### AIM OF THE EXERCISE:
Check each line of the listing for the string "caption", then state how many lines have it. Only the number is wanted.

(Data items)
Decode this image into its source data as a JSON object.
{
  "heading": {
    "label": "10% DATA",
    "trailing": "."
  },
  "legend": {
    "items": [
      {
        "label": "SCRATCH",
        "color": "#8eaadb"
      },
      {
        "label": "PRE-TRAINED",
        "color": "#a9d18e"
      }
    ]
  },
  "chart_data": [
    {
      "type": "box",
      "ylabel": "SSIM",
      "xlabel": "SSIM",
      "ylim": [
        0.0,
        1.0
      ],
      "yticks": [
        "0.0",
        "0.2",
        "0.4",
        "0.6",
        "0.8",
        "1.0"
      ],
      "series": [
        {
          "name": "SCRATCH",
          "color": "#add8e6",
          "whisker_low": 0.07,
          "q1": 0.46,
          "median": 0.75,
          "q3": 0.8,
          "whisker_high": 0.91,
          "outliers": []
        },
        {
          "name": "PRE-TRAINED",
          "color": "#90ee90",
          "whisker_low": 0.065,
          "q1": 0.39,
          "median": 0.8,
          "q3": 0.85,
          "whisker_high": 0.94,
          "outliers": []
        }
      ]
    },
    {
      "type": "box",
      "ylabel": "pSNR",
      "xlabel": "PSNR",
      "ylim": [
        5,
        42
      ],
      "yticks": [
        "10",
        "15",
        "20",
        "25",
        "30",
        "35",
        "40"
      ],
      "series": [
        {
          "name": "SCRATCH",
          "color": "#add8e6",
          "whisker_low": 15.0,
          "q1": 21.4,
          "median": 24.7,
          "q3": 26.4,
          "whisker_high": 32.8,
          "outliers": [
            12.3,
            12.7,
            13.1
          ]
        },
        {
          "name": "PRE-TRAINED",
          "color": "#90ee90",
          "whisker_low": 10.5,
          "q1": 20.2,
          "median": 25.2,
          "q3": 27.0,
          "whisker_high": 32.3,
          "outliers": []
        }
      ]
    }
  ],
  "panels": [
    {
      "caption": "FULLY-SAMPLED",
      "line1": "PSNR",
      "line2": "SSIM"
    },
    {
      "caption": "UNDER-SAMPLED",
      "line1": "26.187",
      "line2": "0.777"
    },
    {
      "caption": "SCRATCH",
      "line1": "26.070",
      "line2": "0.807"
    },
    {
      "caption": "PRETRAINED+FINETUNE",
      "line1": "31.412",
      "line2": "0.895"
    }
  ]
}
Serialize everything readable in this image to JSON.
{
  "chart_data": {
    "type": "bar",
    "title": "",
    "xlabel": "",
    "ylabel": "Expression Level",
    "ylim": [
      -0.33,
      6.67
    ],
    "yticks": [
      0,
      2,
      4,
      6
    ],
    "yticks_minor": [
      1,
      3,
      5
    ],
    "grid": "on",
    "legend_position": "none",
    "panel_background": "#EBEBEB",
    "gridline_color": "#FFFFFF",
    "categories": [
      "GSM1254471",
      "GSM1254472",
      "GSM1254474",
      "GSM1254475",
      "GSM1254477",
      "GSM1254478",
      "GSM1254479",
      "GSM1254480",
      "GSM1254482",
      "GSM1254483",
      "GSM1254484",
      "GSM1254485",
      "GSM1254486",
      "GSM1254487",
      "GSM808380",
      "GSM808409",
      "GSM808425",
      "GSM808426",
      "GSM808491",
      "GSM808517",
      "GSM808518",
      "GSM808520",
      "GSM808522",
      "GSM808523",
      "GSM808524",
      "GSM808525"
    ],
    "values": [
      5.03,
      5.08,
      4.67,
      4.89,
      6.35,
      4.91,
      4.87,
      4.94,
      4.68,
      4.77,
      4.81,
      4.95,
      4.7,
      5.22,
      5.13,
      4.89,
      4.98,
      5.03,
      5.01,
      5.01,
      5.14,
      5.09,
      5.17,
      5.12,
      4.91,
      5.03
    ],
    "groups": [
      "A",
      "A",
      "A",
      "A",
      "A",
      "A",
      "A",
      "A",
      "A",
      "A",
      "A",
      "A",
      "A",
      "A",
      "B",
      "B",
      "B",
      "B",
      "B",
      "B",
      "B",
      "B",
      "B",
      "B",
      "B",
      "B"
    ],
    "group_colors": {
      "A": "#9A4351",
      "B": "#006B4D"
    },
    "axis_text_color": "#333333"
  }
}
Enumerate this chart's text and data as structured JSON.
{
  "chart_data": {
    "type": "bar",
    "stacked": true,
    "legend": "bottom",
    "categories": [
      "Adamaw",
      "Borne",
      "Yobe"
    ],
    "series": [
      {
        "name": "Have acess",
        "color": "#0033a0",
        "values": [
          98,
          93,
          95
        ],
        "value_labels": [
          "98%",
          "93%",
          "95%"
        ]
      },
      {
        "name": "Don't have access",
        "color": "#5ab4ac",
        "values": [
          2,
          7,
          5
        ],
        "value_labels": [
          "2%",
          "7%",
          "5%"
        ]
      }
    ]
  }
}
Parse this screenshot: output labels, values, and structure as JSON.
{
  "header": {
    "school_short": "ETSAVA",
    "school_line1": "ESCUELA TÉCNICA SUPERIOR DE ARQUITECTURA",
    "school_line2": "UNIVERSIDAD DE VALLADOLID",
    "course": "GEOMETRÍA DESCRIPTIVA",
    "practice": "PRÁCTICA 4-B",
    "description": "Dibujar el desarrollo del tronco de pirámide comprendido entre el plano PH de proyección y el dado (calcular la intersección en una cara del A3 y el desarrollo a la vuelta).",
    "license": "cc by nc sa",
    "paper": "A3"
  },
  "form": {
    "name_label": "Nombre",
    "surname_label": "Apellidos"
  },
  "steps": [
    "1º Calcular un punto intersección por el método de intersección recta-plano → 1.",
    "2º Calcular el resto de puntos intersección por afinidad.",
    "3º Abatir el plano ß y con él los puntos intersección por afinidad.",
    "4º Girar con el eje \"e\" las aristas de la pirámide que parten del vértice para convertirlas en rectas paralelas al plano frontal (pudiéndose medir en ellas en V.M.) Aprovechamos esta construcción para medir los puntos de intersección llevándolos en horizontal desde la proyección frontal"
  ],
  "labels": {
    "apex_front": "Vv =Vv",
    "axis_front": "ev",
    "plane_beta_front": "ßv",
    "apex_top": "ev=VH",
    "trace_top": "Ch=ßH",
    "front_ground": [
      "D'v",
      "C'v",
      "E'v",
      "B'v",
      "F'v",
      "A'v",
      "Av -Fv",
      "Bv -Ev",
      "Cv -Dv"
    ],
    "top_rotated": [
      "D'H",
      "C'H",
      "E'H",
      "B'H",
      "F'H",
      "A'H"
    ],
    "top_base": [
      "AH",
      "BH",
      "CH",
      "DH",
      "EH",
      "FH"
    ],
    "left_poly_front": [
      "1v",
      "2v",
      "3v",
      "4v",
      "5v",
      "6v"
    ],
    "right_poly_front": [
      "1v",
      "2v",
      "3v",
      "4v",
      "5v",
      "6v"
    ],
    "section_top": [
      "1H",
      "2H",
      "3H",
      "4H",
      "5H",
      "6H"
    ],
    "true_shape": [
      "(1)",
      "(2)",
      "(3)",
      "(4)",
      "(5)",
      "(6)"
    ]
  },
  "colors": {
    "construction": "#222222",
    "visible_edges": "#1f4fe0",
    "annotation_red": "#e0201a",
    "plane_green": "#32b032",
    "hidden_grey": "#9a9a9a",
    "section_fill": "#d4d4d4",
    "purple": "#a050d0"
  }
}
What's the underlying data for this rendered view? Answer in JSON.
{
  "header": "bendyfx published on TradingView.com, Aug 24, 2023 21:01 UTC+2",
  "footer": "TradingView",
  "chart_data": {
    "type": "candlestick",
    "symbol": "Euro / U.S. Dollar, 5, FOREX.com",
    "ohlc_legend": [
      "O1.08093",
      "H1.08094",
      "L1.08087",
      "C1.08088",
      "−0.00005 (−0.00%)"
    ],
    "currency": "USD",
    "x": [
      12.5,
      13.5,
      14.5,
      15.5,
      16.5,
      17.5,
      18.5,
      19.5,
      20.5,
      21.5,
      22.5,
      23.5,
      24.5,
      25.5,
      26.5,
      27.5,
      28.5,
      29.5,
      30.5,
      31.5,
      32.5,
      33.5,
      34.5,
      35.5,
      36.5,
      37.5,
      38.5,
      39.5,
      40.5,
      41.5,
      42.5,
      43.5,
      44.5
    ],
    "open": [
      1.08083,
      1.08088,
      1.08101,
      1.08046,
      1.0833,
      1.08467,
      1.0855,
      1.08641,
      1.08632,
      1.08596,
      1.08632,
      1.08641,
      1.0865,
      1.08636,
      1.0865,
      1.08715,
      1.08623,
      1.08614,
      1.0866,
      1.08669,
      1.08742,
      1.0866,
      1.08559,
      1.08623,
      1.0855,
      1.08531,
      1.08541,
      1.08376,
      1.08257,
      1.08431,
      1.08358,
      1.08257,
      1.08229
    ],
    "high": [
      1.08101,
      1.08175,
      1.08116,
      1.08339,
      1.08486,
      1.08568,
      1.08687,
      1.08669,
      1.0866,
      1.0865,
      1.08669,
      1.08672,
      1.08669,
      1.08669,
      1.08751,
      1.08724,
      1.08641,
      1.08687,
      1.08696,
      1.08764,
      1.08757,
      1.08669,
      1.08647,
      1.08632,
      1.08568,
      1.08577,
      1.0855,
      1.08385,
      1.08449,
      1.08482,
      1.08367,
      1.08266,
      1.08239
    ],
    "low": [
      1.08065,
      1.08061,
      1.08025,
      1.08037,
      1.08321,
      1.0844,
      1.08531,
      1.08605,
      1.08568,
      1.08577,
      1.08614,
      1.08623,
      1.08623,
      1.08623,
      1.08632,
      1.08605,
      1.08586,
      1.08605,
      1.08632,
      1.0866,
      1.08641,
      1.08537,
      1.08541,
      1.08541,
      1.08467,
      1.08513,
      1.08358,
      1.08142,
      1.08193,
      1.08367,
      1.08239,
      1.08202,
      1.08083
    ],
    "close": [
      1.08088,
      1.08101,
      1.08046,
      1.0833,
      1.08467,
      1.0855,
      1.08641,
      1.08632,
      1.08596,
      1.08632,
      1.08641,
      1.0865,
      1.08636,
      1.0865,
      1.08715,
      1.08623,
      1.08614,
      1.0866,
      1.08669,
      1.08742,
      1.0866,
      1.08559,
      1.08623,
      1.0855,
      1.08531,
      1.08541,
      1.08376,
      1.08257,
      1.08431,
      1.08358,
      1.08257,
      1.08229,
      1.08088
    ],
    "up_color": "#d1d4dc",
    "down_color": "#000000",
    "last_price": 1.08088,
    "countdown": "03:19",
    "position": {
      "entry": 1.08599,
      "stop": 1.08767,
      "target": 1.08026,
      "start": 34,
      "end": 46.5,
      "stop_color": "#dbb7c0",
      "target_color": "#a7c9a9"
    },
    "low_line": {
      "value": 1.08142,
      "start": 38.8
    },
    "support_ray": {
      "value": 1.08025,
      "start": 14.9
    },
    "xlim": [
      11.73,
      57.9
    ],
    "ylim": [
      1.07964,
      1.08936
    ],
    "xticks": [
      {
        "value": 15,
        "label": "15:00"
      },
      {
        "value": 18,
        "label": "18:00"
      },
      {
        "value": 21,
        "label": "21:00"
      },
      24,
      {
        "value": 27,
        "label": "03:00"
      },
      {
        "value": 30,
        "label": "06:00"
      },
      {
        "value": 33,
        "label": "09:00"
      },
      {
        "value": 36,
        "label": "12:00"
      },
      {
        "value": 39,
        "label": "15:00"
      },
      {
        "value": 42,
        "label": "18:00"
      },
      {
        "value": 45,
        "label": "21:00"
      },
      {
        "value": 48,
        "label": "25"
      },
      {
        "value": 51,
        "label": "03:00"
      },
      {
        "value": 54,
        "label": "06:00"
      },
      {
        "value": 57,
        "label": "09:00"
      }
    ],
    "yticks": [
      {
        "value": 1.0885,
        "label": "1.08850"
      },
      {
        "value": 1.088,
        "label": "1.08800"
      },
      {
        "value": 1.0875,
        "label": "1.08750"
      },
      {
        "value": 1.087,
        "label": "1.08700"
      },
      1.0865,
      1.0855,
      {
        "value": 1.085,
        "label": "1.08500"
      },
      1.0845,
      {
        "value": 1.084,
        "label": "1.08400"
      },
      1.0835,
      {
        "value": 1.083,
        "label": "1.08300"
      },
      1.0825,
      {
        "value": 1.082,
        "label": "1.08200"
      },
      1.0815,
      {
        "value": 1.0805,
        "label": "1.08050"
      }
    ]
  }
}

### CORRECT RESPONSE:
4